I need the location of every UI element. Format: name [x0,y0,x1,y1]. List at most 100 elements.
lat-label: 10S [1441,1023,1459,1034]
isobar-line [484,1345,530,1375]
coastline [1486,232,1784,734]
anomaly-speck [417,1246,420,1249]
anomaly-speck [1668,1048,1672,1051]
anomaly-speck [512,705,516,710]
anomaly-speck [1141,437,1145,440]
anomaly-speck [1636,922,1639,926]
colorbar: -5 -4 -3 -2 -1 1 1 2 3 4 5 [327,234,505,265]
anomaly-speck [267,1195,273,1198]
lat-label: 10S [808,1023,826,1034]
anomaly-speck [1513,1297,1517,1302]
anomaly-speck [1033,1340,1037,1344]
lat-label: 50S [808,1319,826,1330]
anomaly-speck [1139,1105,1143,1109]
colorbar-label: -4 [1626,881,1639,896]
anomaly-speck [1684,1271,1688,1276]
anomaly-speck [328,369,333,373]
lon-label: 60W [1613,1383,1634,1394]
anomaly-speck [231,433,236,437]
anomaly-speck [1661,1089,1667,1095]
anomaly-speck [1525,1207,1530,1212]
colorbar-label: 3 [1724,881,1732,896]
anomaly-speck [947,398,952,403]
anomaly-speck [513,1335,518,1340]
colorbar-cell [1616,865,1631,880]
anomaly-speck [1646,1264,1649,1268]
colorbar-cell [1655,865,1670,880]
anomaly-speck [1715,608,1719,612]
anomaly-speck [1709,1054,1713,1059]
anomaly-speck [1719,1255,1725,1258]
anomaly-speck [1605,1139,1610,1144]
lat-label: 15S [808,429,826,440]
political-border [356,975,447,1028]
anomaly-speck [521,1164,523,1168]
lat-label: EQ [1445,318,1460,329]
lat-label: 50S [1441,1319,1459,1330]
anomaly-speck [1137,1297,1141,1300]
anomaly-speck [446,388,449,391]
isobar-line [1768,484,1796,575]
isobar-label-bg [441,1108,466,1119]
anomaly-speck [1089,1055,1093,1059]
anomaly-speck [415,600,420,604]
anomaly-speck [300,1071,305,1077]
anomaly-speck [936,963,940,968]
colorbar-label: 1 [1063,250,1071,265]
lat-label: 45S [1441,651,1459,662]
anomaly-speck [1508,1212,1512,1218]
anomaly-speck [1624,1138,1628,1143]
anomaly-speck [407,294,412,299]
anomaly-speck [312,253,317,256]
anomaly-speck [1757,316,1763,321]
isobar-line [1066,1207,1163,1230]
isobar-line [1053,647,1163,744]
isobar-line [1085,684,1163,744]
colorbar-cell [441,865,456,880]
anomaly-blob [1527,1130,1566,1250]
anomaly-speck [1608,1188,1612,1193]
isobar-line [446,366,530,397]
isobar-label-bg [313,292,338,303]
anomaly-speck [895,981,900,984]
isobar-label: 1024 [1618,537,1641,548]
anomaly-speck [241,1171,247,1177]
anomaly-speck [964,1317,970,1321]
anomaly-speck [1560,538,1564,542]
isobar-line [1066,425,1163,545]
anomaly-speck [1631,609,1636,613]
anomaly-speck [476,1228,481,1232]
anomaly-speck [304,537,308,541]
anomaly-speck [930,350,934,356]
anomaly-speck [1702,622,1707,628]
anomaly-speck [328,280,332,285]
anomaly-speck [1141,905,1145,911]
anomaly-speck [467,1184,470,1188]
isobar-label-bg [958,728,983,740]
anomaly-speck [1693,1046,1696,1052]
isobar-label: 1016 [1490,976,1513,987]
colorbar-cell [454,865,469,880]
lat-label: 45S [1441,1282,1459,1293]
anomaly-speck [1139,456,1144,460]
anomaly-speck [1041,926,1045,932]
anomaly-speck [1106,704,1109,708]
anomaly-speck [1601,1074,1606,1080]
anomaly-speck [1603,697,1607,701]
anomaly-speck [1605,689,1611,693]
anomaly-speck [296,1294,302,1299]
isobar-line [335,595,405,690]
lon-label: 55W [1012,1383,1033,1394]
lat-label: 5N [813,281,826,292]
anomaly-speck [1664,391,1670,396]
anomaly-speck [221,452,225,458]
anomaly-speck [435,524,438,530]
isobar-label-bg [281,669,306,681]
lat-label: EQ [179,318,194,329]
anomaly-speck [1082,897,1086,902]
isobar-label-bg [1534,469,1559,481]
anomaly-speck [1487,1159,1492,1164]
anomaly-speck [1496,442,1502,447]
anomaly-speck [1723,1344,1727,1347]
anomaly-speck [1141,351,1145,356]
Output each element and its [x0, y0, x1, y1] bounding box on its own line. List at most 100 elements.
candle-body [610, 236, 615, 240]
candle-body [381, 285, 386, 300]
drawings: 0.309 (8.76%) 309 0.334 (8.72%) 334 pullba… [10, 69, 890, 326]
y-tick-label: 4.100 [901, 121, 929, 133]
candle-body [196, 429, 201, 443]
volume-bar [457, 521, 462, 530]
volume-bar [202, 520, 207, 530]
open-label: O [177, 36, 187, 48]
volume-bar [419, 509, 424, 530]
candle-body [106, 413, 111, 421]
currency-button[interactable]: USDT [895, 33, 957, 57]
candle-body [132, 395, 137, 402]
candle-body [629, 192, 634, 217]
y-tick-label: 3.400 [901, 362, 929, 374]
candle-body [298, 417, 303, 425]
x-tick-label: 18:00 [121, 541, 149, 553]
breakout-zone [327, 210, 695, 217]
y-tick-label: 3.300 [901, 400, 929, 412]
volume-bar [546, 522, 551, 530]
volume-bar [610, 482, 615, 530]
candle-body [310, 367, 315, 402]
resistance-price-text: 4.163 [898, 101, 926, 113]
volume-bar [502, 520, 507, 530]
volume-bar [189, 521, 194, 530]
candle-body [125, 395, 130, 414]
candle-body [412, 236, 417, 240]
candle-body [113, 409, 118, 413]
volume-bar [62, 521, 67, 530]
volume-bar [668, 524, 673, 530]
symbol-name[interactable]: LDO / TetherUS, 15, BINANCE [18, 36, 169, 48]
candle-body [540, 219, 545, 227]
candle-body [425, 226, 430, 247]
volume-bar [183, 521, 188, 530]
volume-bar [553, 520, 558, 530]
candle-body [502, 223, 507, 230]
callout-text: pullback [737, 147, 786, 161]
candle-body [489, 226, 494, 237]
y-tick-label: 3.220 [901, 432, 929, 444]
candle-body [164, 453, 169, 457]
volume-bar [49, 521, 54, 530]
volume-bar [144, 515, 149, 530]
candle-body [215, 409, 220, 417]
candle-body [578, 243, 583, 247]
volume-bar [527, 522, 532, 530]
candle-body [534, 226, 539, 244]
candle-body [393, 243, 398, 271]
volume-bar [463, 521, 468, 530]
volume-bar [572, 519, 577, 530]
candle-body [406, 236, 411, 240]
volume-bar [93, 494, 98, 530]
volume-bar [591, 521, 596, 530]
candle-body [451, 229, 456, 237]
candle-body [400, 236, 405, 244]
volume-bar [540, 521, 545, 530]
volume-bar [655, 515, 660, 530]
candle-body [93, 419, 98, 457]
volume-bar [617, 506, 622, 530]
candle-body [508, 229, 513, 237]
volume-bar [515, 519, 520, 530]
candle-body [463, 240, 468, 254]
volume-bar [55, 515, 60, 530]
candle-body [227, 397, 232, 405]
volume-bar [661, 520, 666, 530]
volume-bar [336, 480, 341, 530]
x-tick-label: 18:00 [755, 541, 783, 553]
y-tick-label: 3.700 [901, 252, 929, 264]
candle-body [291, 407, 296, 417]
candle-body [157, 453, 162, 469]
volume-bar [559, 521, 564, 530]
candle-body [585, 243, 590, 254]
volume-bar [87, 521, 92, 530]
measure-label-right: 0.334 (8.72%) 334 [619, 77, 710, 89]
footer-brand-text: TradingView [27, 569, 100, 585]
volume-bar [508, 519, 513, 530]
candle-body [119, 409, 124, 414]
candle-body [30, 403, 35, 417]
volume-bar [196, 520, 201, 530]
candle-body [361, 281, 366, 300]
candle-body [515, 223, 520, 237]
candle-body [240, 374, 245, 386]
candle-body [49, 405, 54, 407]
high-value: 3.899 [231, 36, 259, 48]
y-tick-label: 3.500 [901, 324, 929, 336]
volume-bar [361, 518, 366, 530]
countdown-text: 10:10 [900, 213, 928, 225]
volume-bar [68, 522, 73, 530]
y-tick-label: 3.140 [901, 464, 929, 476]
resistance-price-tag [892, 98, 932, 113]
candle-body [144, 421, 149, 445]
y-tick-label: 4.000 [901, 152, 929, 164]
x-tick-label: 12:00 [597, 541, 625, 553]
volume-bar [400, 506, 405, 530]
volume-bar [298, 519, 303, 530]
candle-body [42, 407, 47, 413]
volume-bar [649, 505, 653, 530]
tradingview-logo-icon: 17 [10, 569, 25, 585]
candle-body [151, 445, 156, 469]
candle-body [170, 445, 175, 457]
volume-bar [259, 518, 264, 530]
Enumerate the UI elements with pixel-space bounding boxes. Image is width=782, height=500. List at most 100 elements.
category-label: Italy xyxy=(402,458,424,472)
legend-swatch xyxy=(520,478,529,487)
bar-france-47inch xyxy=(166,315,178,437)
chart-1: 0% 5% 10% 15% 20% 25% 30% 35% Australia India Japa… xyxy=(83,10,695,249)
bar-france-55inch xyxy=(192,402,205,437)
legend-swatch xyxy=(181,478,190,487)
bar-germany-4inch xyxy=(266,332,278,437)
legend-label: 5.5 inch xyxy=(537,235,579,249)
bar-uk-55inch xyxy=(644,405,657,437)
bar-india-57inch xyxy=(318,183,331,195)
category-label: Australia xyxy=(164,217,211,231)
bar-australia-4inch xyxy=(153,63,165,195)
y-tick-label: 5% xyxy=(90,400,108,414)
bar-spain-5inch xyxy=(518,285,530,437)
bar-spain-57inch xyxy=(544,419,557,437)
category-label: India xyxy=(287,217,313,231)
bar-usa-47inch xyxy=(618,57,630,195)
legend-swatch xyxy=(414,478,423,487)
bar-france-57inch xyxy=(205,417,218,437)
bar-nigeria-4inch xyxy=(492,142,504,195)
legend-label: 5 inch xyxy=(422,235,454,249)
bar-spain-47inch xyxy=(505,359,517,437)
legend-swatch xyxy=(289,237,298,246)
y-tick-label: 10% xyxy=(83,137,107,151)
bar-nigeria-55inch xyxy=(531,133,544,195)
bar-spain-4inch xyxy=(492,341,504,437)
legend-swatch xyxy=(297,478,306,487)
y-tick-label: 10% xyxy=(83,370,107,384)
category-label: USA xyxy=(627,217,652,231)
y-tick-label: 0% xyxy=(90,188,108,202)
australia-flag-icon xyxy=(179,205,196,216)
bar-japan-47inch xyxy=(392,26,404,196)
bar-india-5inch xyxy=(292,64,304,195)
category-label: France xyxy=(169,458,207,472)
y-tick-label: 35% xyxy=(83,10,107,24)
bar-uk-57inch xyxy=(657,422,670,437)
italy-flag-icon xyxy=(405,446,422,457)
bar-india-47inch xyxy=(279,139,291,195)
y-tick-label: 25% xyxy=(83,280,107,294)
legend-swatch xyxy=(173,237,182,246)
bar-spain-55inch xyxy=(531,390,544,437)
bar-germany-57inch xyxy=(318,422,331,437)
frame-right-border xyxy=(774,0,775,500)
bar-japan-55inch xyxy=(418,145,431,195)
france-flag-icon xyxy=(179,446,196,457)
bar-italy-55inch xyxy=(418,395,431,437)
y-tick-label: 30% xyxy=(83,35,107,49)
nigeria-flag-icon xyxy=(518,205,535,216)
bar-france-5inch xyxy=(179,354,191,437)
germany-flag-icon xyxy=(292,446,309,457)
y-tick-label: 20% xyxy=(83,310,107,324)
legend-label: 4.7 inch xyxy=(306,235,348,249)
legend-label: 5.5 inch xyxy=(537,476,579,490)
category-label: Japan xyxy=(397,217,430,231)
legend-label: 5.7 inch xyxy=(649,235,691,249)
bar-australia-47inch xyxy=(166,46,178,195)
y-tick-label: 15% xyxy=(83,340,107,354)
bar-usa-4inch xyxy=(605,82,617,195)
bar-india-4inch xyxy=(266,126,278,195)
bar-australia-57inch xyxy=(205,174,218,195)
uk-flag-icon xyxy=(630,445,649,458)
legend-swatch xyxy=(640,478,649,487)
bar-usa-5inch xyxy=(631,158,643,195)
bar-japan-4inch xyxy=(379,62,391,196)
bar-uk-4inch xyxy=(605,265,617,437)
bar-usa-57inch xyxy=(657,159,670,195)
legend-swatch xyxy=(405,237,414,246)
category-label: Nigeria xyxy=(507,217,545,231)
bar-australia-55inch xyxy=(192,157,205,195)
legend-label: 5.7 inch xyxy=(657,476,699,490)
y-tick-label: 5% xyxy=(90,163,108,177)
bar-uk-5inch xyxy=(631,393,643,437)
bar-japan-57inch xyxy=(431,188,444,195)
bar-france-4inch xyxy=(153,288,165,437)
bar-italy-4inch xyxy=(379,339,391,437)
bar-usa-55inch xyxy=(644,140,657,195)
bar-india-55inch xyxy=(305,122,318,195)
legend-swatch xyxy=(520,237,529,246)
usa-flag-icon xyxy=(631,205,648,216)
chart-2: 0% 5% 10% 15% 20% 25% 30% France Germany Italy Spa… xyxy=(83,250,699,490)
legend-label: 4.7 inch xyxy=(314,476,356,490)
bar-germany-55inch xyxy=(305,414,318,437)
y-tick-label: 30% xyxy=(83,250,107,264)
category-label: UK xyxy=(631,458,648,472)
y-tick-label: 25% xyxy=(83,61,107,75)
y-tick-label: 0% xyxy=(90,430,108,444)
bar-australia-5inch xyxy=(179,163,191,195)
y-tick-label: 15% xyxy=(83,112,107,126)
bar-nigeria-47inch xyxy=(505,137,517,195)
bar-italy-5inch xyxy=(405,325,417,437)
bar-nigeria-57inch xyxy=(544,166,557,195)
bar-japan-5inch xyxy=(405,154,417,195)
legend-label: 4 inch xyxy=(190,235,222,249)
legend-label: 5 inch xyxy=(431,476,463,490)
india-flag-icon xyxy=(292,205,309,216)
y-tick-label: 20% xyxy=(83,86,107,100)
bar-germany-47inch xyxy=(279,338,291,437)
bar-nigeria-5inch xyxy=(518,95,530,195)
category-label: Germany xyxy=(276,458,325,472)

◇ ◇ ◇ ◇ ◇

Problem requirements: Repeat word for word the lines above, starting with the first one and going on through the line with "anomaly-speck [267,1195,273,1198]".

Task response:
I need the location of every UI element. Format: name [x0,y0,x1,y1]. List at most 100 elements.
lat-label: 10S [1441,1023,1459,1034]
isobar-line [484,1345,530,1375]
coastline [1486,232,1784,734]
anomaly-speck [417,1246,420,1249]
anomaly-speck [1668,1048,1672,1051]
anomaly-speck [512,705,516,710]
anomaly-speck [1141,437,1145,440]
anomaly-speck [1636,922,1639,926]
colorbar: -5 -4 -3 -2 -1 1 1 2 3 4 5 [327,234,505,265]
anomaly-speck [267,1195,273,1198]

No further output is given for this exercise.